Required task
Quote all of the data that follows exactly as written, skipping the images.

Material for this exercise

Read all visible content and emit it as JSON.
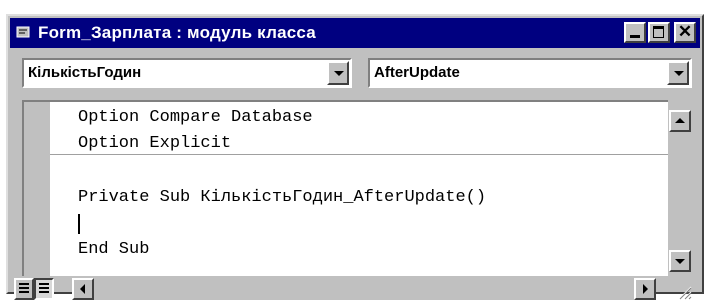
{
  "window": {
    "title": "Form_Зарплата : модуль класса",
    "controls": {
      "minimize": "minimize",
      "maximize": "maximize",
      "close": "✕"
    }
  },
  "object_dropdown": {
    "selected": "КількістьГодин"
  },
  "procedure_dropdown": {
    "selected": "AfterUpdate"
  },
  "code": {
    "declarations": [
      "Option Compare Database",
      "Option Explicit"
    ],
    "procedure_lines": [
      "Private Sub КількістьГодин_AfterUpdate()",
      "",
      "End Sub"
    ]
  },
  "icons": {
    "title": "vba-module-icon",
    "procedure_view": "procedure-view-icon",
    "full_module_view": "full-module-view-icon"
  },
  "colors": {
    "titlebar": "#000080",
    "chrome": "#c0c0c0",
    "watermark": "#cfe3ef"
  }
}
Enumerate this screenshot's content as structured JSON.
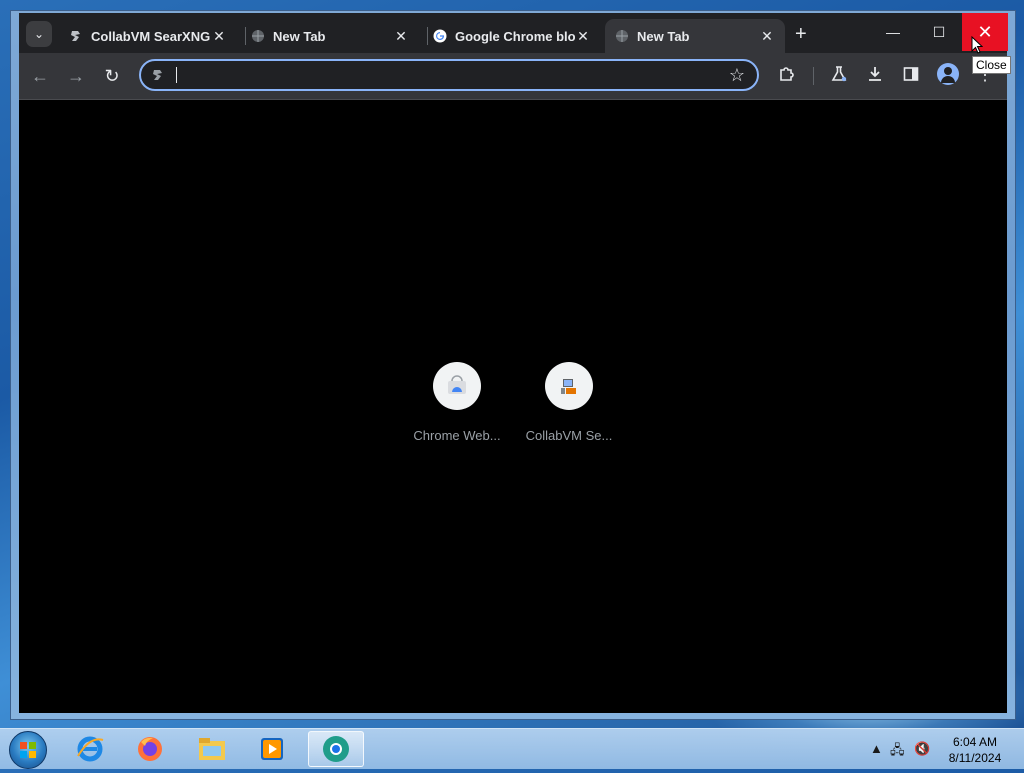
{
  "tabs": [
    {
      "title": "CollabVM SearXNG",
      "favicon": "searxng-icon",
      "active": false
    },
    {
      "title": "New Tab",
      "favicon": "globe-icon",
      "active": false
    },
    {
      "title": "Google Chrome blo",
      "favicon": "google-icon",
      "active": false
    },
    {
      "title": "New Tab",
      "favicon": "globe-icon",
      "active": true
    }
  ],
  "tab_close_glyph": "✕",
  "new_tab_glyph": "+",
  "window_buttons": {
    "minimize": "—",
    "maximize": "☐",
    "close": "✕"
  },
  "tooltip": "Close",
  "omnibox": {
    "value": "",
    "placeholder": ""
  },
  "shortcuts": [
    {
      "label": "Chrome Web...",
      "icon": "chrome-web-store-icon"
    },
    {
      "label": "CollabVM Se...",
      "icon": "collabvm-icon"
    }
  ],
  "taskbar": {
    "apps": [
      "internet-explorer-icon",
      "firefox-icon",
      "file-explorer-icon",
      "media-player-icon",
      "chrome-icon"
    ],
    "time": "6:04 AM",
    "date": "8/11/2024"
  },
  "colors": {
    "accent": "#8ab4f8",
    "close_red": "#e81123",
    "tab_bg": "#202124",
    "toolbar_bg": "#35363a"
  }
}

Response to this task
Read all visible content and emit it as JSON.
{
  "window": {
    "title": "Form_Зарплата : модуль класса",
    "controls": {
      "minimize": "minimize",
      "maximize": "maximize",
      "close": "✕"
    }
  },
  "object_dropdown": {
    "selected": "КількістьГодин"
  },
  "procedure_dropdown": {
    "selected": "AfterUpdate"
  },
  "code": {
    "declarations": [
      "Option Compare Database",
      "Option Explicit"
    ],
    "procedure_lines": [
      "Private Sub КількістьГодин_AfterUpdate()",
      "",
      "End Sub"
    ]
  },
  "icons": {
    "title": "vba-module-icon",
    "procedure_view": "procedure-view-icon",
    "full_module_view": "full-module-view-icon"
  },
  "colors": {
    "titlebar": "#000080",
    "chrome": "#c0c0c0",
    "watermark": "#cfe3ef"
  }
}
Enumerate this screenshot's content as structured JSON.
{
  "tabs": [
    {
      "title": "CollabVM SearXNG",
      "favicon": "searxng-icon",
      "active": false
    },
    {
      "title": "New Tab",
      "favicon": "globe-icon",
      "active": false
    },
    {
      "title": "Google Chrome blo",
      "favicon": "google-icon",
      "active": false
    },
    {
      "title": "New Tab",
      "favicon": "globe-icon",
      "active": true
    }
  ],
  "tab_close_glyph": "✕",
  "new_tab_glyph": "+",
  "window_buttons": {
    "minimize": "—",
    "maximize": "☐",
    "close": "✕"
  },
  "tooltip": "Close",
  "omnibox": {
    "value": "",
    "placeholder": ""
  },
  "shortcuts": [
    {
      "label": "Chrome Web...",
      "icon": "chrome-web-store-icon"
    },
    {
      "label": "CollabVM Se...",
      "icon": "collabvm-icon"
    }
  ],
  "taskbar": {
    "apps": [
      "internet-explorer-icon",
      "firefox-icon",
      "file-explorer-icon",
      "media-player-icon",
      "chrome-icon"
    ],
    "time": "6:04 AM",
    "date": "8/11/2024"
  },
  "colors": {
    "accent": "#8ab4f8",
    "close_red": "#e81123",
    "tab_bg": "#202124",
    "toolbar_bg": "#35363a"
  }
}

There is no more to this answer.